* Work to complete *
Gather all lines in the records below that include the word "style".

(Figure contents as structured data)
· · ·

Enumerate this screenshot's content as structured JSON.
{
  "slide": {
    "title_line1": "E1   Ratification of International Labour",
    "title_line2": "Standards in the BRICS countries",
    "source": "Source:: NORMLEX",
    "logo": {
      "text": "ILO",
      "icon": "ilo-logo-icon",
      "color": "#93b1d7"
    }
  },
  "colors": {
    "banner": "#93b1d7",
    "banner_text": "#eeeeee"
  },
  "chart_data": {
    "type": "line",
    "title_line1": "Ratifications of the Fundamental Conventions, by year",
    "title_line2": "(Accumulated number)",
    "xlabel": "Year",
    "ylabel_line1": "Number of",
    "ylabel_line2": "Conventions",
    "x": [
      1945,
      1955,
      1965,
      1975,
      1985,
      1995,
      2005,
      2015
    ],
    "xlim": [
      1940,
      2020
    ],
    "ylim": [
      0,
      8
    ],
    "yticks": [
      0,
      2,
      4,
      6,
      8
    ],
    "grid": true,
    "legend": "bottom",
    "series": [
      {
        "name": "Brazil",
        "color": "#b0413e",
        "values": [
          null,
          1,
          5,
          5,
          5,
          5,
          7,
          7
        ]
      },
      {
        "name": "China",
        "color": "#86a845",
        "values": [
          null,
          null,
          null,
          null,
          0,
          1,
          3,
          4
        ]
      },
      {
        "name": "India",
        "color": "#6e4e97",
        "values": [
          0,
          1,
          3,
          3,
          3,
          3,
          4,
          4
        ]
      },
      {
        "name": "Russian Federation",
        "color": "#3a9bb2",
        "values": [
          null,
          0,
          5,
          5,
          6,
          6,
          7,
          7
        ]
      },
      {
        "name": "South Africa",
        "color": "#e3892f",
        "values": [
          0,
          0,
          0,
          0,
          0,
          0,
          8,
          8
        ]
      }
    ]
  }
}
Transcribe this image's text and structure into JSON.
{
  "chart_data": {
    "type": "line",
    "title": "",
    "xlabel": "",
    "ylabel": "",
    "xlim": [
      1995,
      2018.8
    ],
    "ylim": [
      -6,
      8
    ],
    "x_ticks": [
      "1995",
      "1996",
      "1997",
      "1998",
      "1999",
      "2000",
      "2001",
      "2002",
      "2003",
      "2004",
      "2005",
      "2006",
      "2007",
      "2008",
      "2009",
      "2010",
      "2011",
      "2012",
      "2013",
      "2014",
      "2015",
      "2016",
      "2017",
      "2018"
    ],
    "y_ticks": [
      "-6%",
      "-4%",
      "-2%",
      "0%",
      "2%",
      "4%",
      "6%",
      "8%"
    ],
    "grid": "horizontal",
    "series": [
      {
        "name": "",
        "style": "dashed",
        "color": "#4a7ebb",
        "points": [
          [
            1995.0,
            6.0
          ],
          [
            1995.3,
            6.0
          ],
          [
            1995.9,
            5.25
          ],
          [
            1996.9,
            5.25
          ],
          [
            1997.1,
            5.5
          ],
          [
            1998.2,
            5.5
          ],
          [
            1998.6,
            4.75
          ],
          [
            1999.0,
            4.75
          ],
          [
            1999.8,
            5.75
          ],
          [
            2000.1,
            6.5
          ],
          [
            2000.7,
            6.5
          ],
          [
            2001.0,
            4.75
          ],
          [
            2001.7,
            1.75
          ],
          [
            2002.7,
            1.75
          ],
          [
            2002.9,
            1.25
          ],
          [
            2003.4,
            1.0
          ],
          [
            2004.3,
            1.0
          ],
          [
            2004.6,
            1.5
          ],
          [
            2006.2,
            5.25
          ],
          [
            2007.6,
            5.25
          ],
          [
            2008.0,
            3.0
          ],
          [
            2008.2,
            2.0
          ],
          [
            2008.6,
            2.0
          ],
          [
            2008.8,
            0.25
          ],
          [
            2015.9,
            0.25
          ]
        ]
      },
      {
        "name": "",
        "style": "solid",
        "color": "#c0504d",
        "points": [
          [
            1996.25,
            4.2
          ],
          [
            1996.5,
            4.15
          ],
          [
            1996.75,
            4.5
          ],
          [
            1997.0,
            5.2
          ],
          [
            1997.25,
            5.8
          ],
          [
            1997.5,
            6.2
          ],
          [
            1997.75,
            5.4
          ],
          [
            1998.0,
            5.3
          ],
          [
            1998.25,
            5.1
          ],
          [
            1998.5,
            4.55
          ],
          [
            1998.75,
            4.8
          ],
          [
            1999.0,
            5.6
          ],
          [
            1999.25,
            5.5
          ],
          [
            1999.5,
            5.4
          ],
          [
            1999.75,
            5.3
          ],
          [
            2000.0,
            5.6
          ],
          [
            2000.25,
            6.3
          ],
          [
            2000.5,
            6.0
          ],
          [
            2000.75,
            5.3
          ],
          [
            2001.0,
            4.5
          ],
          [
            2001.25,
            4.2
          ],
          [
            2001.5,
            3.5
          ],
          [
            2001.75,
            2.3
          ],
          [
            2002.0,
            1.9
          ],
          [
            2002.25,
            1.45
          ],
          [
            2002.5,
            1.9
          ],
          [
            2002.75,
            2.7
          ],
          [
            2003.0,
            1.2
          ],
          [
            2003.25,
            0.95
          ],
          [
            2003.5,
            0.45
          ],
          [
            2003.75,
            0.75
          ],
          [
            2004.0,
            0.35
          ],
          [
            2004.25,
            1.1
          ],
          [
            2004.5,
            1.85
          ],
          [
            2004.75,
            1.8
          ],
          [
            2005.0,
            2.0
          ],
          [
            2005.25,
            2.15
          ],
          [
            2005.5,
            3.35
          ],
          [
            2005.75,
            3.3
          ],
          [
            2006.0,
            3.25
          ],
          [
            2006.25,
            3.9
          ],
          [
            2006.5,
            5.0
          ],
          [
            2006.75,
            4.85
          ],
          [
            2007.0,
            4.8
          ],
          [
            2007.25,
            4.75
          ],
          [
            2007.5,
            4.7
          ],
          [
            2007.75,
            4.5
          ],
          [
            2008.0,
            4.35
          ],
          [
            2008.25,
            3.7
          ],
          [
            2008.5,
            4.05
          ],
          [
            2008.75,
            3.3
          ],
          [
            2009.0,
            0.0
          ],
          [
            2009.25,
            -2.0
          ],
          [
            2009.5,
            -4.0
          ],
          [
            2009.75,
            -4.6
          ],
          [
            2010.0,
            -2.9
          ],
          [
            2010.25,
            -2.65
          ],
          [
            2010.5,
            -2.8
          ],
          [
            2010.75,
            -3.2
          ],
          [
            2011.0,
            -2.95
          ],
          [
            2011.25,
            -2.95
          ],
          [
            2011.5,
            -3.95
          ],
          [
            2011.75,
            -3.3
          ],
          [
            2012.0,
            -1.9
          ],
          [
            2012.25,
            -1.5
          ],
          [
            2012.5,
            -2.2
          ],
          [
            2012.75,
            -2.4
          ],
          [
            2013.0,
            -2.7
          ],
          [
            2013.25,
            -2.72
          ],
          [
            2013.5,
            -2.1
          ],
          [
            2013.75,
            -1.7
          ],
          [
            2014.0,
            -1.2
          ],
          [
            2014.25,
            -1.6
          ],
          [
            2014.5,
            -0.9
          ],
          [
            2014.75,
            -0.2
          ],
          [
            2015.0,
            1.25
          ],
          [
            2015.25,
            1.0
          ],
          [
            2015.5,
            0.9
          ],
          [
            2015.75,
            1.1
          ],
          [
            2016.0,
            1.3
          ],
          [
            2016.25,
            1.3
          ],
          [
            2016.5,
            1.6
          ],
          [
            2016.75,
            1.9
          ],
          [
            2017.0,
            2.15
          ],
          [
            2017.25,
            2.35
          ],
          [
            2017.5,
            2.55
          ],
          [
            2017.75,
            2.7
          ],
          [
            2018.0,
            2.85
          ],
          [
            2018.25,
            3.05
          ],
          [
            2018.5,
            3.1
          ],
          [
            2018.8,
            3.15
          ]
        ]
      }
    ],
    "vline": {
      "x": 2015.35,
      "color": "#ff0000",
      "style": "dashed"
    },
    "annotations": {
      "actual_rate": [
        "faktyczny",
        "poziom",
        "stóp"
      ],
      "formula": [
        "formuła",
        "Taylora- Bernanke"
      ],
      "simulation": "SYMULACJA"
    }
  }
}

· · ·

* Written answer *
        "style": "dashed",
        "style": "solid",
      "style": "dashed"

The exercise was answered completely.